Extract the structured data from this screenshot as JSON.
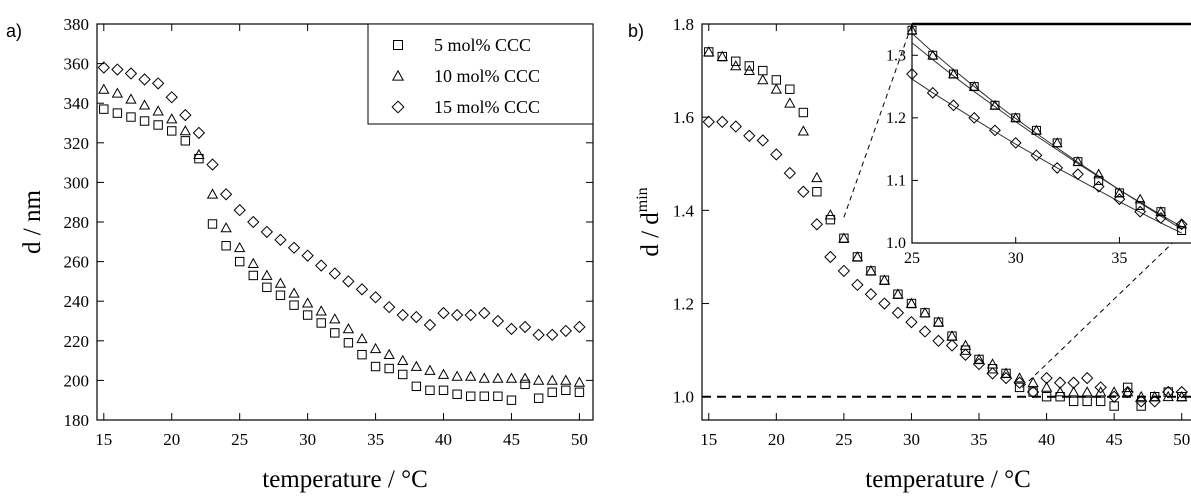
{
  "chart_data": [
    {
      "type": "scatter",
      "panel_label": "a)",
      "xlabel": "temperature / °C",
      "ylabel": "d / nm",
      "xlim": [
        14.5,
        51
      ],
      "ylim": [
        180,
        380
      ],
      "xticks": [
        15,
        20,
        25,
        30,
        35,
        40,
        45,
        50
      ],
      "yticks": [
        180,
        200,
        220,
        240,
        260,
        280,
        300,
        320,
        340,
        360,
        380
      ],
      "legend_position": "top-right",
      "series": [
        {
          "name": "5 mol% CCC",
          "marker": "square",
          "x": [
            15,
            16,
            17,
            18,
            19,
            20,
            21,
            22,
            23,
            24,
            25,
            26,
            27,
            28,
            29,
            30,
            31,
            32,
            33,
            34,
            35,
            36,
            37,
            38,
            39,
            40,
            41,
            42,
            43,
            44,
            45,
            46,
            47,
            48,
            49,
            50
          ],
          "y": [
            337,
            335,
            333,
            331,
            329,
            326,
            321,
            312,
            279,
            268,
            260,
            253,
            247,
            243,
            238,
            233,
            229,
            224,
            219,
            213,
            207,
            206,
            203,
            197,
            195,
            195,
            193,
            192,
            192,
            192,
            190,
            198,
            191,
            194,
            195,
            194
          ]
        },
        {
          "name": "10 mol% CCC",
          "marker": "triangle",
          "x": [
            15,
            16,
            17,
            18,
            19,
            20,
            21,
            22,
            23,
            24,
            25,
            26,
            27,
            28,
            29,
            30,
            31,
            32,
            33,
            34,
            35,
            36,
            37,
            38,
            39,
            40,
            41,
            42,
            43,
            44,
            45,
            46,
            47,
            48,
            49,
            50
          ],
          "y": [
            347,
            345,
            342,
            339,
            336,
            332,
            326,
            314,
            294,
            277,
            267,
            259,
            253,
            249,
            244,
            239,
            235,
            231,
            226,
            221,
            216,
            213,
            210,
            207,
            205,
            203,
            202,
            202,
            201,
            201,
            201,
            201,
            200,
            200,
            200,
            199
          ]
        },
        {
          "name": "15 mol% CCC",
          "marker": "diamond",
          "x": [
            15,
            16,
            17,
            18,
            19,
            20,
            21,
            22,
            23,
            24,
            25,
            26,
            27,
            28,
            29,
            30,
            31,
            32,
            33,
            34,
            35,
            36,
            37,
            38,
            39,
            40,
            41,
            42,
            43,
            44,
            45,
            46,
            47,
            48,
            49,
            50
          ],
          "y": [
            358,
            357,
            355,
            352,
            350,
            343,
            334,
            325,
            309,
            294,
            286,
            280,
            275,
            271,
            267,
            263,
            258,
            254,
            250,
            246,
            242,
            237,
            233,
            232,
            228,
            234,
            233,
            233,
            234,
            230,
            226,
            227,
            223,
            223,
            225,
            227
          ]
        }
      ]
    },
    {
      "type": "scatter",
      "panel_label": "b)",
      "xlabel": "temperature / °C",
      "ylabel_main": "d / d",
      "ylabel_sup": "min",
      "xlim": [
        14.5,
        51.5
      ],
      "ylim": [
        0.95,
        1.8
      ],
      "xticks": [
        15,
        20,
        25,
        30,
        35,
        40,
        45,
        50
      ],
      "yticks": [
        1.0,
        1.2,
        1.4,
        1.6,
        1.8
      ],
      "reference_line_y": 1.0,
      "series": [
        {
          "marker": "square",
          "x": [
            15,
            16,
            17,
            18,
            19,
            20,
            21,
            22,
            23,
            24,
            25,
            26,
            27,
            28,
            29,
            30,
            31,
            32,
            33,
            34,
            35,
            36,
            37,
            38,
            39,
            40,
            41,
            42,
            43,
            44,
            45,
            46,
            47,
            48,
            49,
            50
          ],
          "y": [
            1.74,
            1.73,
            1.72,
            1.71,
            1.7,
            1.68,
            1.66,
            1.61,
            1.44,
            1.38,
            1.34,
            1.3,
            1.27,
            1.25,
            1.22,
            1.2,
            1.18,
            1.16,
            1.13,
            1.1,
            1.08,
            1.06,
            1.05,
            1.02,
            1.01,
            1.0,
            1.0,
            0.99,
            0.99,
            0.99,
            0.98,
            1.02,
            0.98,
            1.0,
            1.01,
            1.0
          ]
        },
        {
          "marker": "triangle",
          "x": [
            15,
            16,
            17,
            18,
            19,
            20,
            21,
            22,
            23,
            24,
            25,
            26,
            27,
            28,
            29,
            30,
            31,
            32,
            33,
            34,
            35,
            36,
            37,
            38,
            39,
            40,
            41,
            42,
            43,
            44,
            45,
            46,
            47,
            48,
            49,
            50
          ],
          "y": [
            1.74,
            1.73,
            1.71,
            1.7,
            1.68,
            1.66,
            1.63,
            1.57,
            1.47,
            1.39,
            1.34,
            1.3,
            1.27,
            1.25,
            1.22,
            1.2,
            1.18,
            1.16,
            1.13,
            1.11,
            1.08,
            1.07,
            1.05,
            1.04,
            1.03,
            1.02,
            1.01,
            1.01,
            1.01,
            1.01,
            1.01,
            1.01,
            1.0,
            1.0,
            1.0,
            1.0
          ]
        },
        {
          "marker": "diamond",
          "x": [
            15,
            16,
            17,
            18,
            19,
            20,
            21,
            22,
            23,
            24,
            25,
            26,
            27,
            28,
            29,
            30,
            31,
            32,
            33,
            34,
            35,
            36,
            37,
            38,
            39,
            40,
            41,
            42,
            43,
            44,
            45,
            46,
            47,
            48,
            49,
            50
          ],
          "y": [
            1.59,
            1.59,
            1.58,
            1.56,
            1.55,
            1.52,
            1.48,
            1.44,
            1.37,
            1.3,
            1.27,
            1.24,
            1.22,
            1.2,
            1.18,
            1.16,
            1.14,
            1.12,
            1.11,
            1.09,
            1.07,
            1.05,
            1.04,
            1.03,
            1.01,
            1.04,
            1.03,
            1.03,
            1.04,
            1.02,
            1.0,
            1.01,
            0.99,
            0.99,
            1.01,
            1.01
          ]
        }
      ],
      "inset": {
        "xlim": [
          25,
          38.5
        ],
        "ylim": [
          1.0,
          1.35
        ],
        "xticks": [
          25,
          30,
          35
        ],
        "yticks": [
          1.0,
          1.1,
          1.2,
          1.3
        ],
        "series": [
          {
            "marker": "square",
            "x": [
              25,
              26,
              27,
              28,
              29,
              30,
              31,
              32,
              33,
              34,
              35,
              36,
              37,
              38
            ],
            "y": [
              1.34,
              1.3,
              1.27,
              1.25,
              1.22,
              1.2,
              1.18,
              1.16,
              1.13,
              1.1,
              1.08,
              1.06,
              1.05,
              1.02
            ],
            "fit": [
              1.335,
              1.305,
              1.277,
              1.25,
              1.224,
              1.199,
              1.175,
              1.152,
              1.129,
              1.107,
              1.085,
              1.064,
              1.043,
              1.022
            ]
          },
          {
            "marker": "triangle",
            "x": [
              25,
              26,
              27,
              28,
              29,
              30,
              31,
              32,
              33,
              34,
              35,
              36,
              37,
              38
            ],
            "y": [
              1.34,
              1.3,
              1.27,
              1.25,
              1.22,
              1.2,
              1.18,
              1.16,
              1.13,
              1.11,
              1.08,
              1.07,
              1.05,
              1.03
            ],
            "fit": [
              1.32,
              1.293,
              1.267,
              1.242,
              1.218,
              1.194,
              1.171,
              1.149,
              1.127,
              1.106,
              1.085,
              1.065,
              1.045,
              1.026
            ]
          },
          {
            "marker": "diamond",
            "x": [
              25,
              26,
              27,
              28,
              29,
              30,
              31,
              32,
              33,
              34,
              35,
              36,
              37,
              38
            ],
            "y": [
              1.27,
              1.24,
              1.22,
              1.2,
              1.18,
              1.16,
              1.14,
              1.12,
              1.11,
              1.09,
              1.07,
              1.05,
              1.04,
              1.03
            ],
            "fit": [
              1.262,
              1.24,
              1.219,
              1.198,
              1.178,
              1.158,
              1.139,
              1.12,
              1.102,
              1.084,
              1.066,
              1.049,
              1.032,
              1.016
            ]
          }
        ]
      }
    }
  ]
}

- - - - - - -

Aim - List the lines of the material in which the word "name" occurs.

Answer to this problem -
          "name": "5 mol% CCC",
          "name": "10 mol% CCC",
          "name": "15 mol% CCC",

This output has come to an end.